** Stated exercise **
Every line of the material below should be repeated exactly.

Dataset items:

=-=-=-=-=

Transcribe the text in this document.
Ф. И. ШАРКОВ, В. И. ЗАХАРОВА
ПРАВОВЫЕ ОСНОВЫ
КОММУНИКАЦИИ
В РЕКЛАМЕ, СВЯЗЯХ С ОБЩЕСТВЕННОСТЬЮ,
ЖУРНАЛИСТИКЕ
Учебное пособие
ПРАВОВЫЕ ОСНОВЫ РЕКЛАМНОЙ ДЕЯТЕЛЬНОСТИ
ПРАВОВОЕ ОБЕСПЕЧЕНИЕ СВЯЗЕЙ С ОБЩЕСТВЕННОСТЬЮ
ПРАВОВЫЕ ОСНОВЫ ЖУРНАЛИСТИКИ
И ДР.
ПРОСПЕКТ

=-=-=-=-=

** The result **
Transcribe the text in this document.
Ф. И. ШАРКОВ, В. И. ЗАХАРОВА
ПРАВОВЫЕ ОСНОВЫ
КОММУНИКАЦИИ
В РЕКЛАМЕ, СВЯЗЯХ С ОБЩЕСТВЕННОСТЬЮ,
ЖУРНАЛИСТИКЕ
Учебное пособие
ПРАВОВЫЕ ОСНОВЫ РЕКЛАМНОЙ ДЕЯТЕЛЬНОСТИ
ПРАВОВОЕ ОБЕСПЕЧЕНИЕ СВЯЗЕЙ С ОБЩЕСТВЕННОСТЬЮ
ПРАВОВЫЕ ОСНОВЫ ЖУРНАЛИСТИКИ
И ДР.
ПРОСПЕКТ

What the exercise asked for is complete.